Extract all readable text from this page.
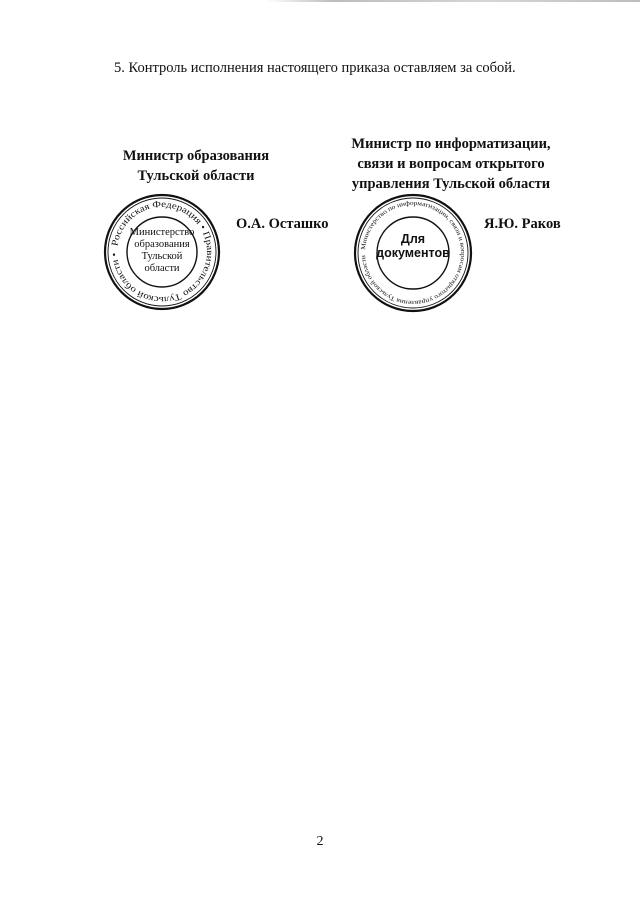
5. Контроль исполнения настоящего приказа оставляем за собой.
Министр образования
Тульской области
Российская Федерация • Правительство Тульской области •
Министерство
образования
Тульской
области
О.А. Осташко
Министр по информатизации,
связи и вопросам открытого
управления Тульской области
Министерство по информатизации, связи и вопросам открытого управления Тульской области
Для
документов
Я.Ю. Раков
2
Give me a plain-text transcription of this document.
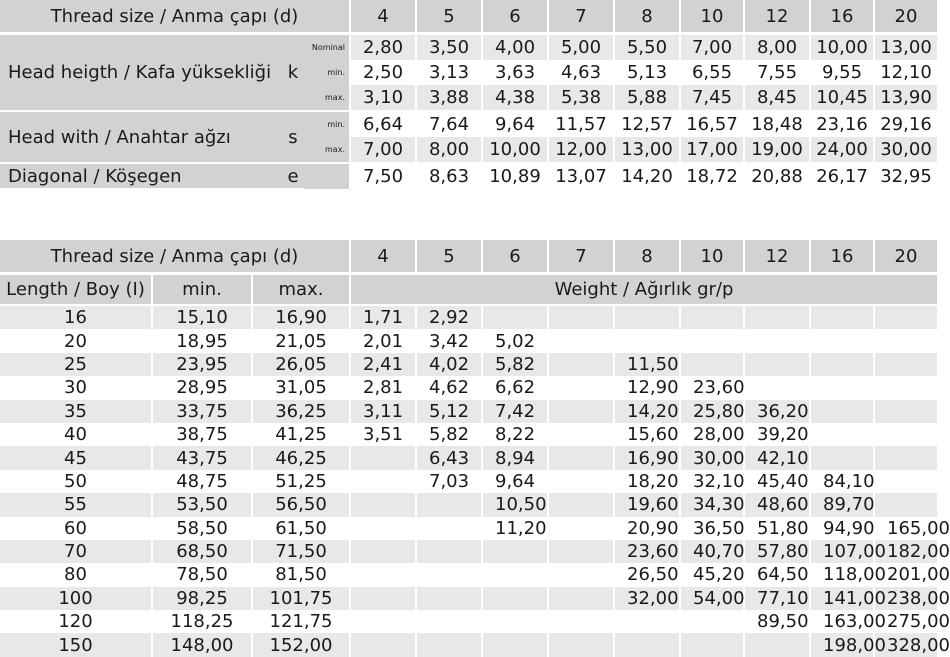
Thread size / Anma çapı (d)			4	5	6	7	8	10	12	16	20
Head heigth / Kafa yüksekliği	k	Nominal	2,80	3,50	4,00	5,00	5,50	7,00	8,00	10,00	13,00
		min.	2,50	3,13	3,63	4,63	5,13	6,55	7,55	9,55	12,10
		max.	3,10	3,88	4,38	5,38	5,88	7,45	8,45	10,45	13,90
Head with / Anahtar ağzı	s	min.	6,64	7,64	9,64	11,57	12,57	16,57	18,48	23,16	29,16
		max.	7,00	8,00	10,00	12,00	13,00	17,00	19,00	24,00	30,00
Diagonal / Köşegen	e		7,50	8,63	10,89	13,07	14,20	18,72	20,88	26,17	32,95
Thread size / Anma çapı (d)			4	5	6	7	8	10	12	16	20
Length / Boy (I)	min.	max.	Weight / Ağırlık gr/p								
16	15,10	16,90	1,71	2,92							
20	18,95	21,05	2,01	3,42	5,02						
25	23,95	26,05	2,41	4,02	5,82		11,50				
30	28,95	31,05	2,81	4,62	6,62		12,90	23,60			
35	33,75	36,25	3,11	5,12	7,42		14,20	25,80	36,20		
40	38,75	41,25	3,51	5,82	8,22		15,60	28,00	39,20		
45	43,75	46,25		6,43	8,94		16,90	30,00	42,10		
50	48,75	51,25		7,03	9,64		18,20	32,10	45,40	84,10	
55	53,50	56,50			10,50		19,60	34,30	48,60	89,70	
60	58,50	61,50			11,20		20,90	36,50	51,80	94,90	165,00
70	68,50	71,50					23,60	40,70	57,80	107,00	182,00
80	78,50	81,50					26,50	45,20	64,50	118,00	201,00
100	98,25	101,75					32,00	54,00	77,10	141,00	238,00
120	118,25	121,75							89,50	163,00	275,00
150	148,00	152,00								198,00	328,00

━━━━━━━━━━━━━━━━━━━━━━━━━━━━━━

> _STATED EXERCISE_
Look over the material above and show each line where "информатизации" appears.

> _FULL RESPONSE_
Министр по информатизации,
Министерство по информатизации, связи и вопросам открытого управления Тульской области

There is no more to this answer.